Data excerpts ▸

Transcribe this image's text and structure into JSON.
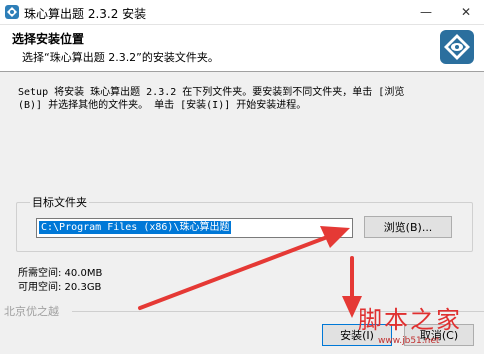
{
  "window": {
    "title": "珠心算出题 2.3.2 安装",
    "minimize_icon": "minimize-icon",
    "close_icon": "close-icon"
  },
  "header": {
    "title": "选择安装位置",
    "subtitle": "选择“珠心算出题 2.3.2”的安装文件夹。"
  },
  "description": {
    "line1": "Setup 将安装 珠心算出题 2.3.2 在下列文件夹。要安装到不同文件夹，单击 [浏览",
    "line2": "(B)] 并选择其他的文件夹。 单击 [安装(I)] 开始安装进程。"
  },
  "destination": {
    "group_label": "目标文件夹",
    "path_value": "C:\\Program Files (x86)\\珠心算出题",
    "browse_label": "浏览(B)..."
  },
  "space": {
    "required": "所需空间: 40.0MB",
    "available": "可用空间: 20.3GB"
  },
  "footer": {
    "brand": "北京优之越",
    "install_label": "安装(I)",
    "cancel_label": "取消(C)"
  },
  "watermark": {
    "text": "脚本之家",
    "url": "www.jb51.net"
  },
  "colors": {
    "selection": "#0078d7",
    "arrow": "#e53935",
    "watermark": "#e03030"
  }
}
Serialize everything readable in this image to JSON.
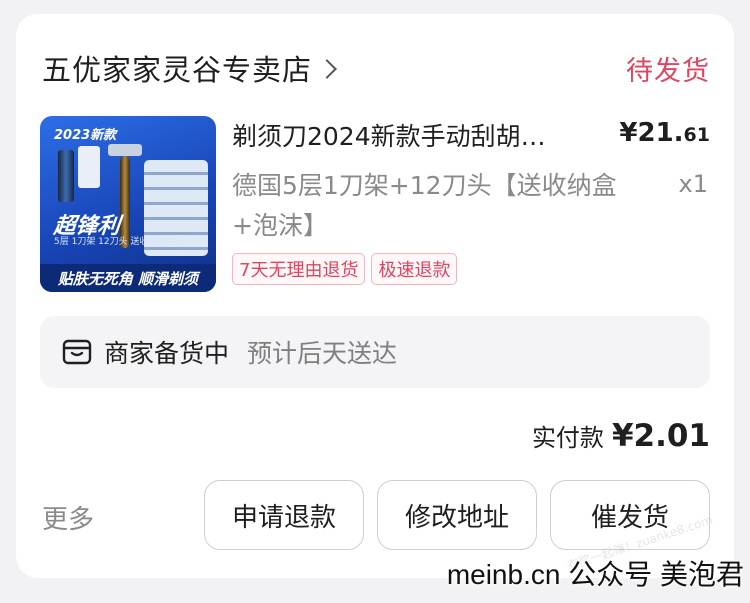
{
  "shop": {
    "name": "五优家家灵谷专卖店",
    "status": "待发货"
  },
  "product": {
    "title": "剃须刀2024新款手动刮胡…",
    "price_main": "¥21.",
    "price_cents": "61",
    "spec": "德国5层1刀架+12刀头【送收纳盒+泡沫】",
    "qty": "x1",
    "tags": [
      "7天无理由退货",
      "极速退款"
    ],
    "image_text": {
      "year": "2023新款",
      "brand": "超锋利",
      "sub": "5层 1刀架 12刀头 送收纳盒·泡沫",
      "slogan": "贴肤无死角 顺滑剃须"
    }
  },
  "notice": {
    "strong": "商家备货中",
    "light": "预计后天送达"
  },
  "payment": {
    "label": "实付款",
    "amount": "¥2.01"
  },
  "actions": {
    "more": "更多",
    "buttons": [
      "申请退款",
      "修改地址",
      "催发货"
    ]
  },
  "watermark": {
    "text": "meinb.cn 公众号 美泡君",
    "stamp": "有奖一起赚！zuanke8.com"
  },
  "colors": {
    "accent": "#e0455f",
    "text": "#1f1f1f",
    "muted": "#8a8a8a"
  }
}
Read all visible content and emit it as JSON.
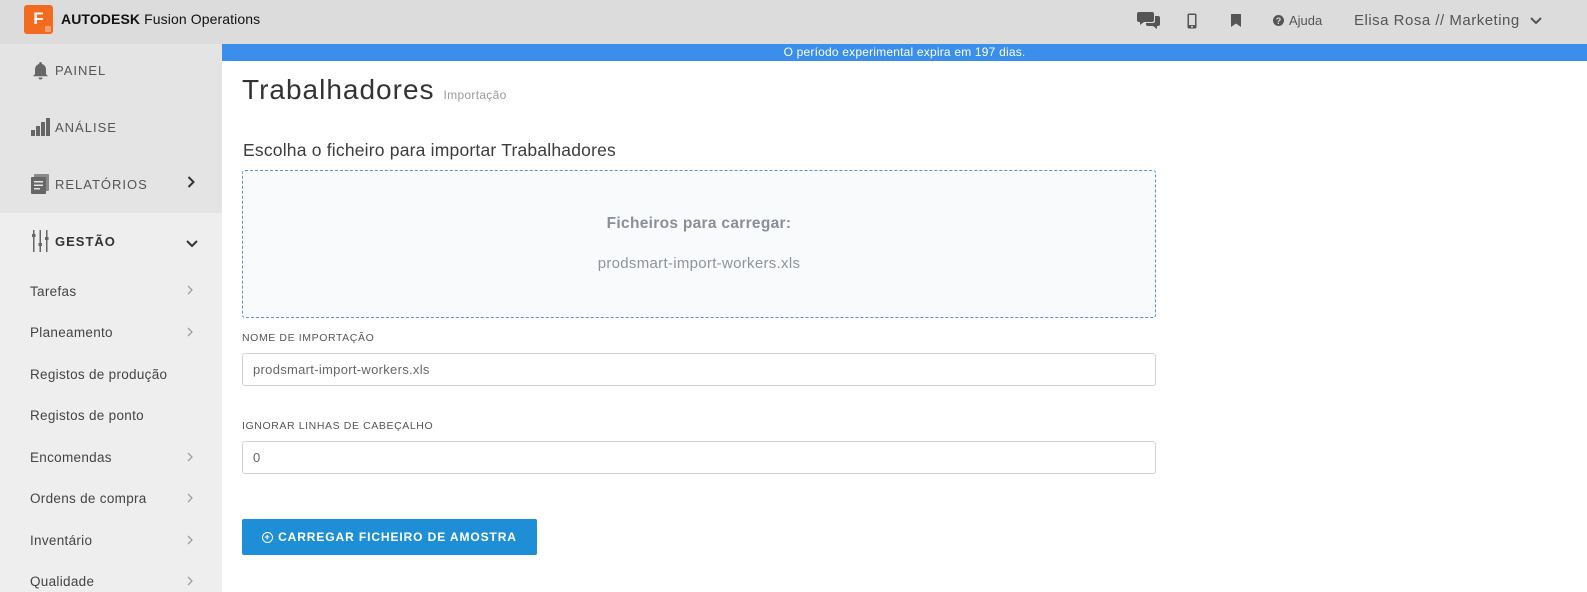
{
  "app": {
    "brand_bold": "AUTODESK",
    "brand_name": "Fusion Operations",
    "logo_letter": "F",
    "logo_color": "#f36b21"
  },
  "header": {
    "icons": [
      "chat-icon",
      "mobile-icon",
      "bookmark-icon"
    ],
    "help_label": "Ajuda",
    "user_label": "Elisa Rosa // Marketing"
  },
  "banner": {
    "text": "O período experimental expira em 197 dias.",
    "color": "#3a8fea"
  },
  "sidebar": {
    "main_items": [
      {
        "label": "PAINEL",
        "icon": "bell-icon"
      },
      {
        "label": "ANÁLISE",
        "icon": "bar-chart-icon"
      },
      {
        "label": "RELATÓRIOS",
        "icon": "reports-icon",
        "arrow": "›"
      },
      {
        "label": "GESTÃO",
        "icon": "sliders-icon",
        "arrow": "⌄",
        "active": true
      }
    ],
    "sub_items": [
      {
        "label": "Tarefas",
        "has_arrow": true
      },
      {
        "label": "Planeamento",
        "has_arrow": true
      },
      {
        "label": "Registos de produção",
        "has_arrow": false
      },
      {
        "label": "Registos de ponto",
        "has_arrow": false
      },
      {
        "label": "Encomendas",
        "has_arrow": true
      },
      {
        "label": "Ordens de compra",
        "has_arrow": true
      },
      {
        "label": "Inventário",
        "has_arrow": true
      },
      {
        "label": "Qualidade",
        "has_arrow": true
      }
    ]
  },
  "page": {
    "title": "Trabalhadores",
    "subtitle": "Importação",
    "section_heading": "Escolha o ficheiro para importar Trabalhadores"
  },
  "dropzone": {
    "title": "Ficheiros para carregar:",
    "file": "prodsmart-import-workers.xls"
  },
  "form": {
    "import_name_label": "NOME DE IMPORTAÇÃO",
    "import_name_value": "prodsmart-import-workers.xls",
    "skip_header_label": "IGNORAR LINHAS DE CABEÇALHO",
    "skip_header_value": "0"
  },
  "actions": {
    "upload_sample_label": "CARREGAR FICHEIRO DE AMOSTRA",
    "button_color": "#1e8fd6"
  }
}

---

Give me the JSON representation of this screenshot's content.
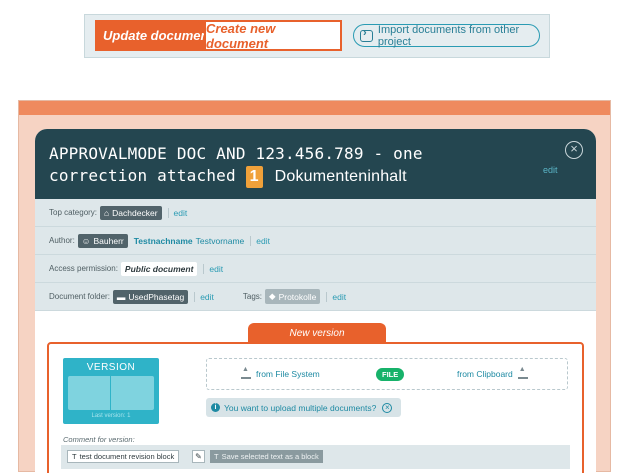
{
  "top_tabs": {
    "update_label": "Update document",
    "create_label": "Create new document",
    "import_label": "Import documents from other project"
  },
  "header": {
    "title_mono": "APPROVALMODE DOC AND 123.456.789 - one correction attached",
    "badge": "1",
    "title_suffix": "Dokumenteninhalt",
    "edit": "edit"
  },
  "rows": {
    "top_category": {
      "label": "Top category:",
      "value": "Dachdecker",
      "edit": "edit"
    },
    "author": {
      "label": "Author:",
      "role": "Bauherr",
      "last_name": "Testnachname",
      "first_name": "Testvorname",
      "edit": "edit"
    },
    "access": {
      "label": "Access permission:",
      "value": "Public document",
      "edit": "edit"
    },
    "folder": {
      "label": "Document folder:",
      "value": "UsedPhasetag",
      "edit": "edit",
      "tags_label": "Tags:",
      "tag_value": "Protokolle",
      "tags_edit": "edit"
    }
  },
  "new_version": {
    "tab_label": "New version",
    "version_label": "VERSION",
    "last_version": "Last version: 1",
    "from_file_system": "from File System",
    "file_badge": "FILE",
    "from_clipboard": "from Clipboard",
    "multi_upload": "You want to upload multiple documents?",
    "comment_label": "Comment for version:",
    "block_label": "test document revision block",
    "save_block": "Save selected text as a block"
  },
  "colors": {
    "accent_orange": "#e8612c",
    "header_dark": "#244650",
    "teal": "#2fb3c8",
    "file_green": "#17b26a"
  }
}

Task brief ▸ Copy in full each line that holds the word "Registos".

Correct result ▸
        "label": "Registos de produção",
        "label": "Registos de ponto",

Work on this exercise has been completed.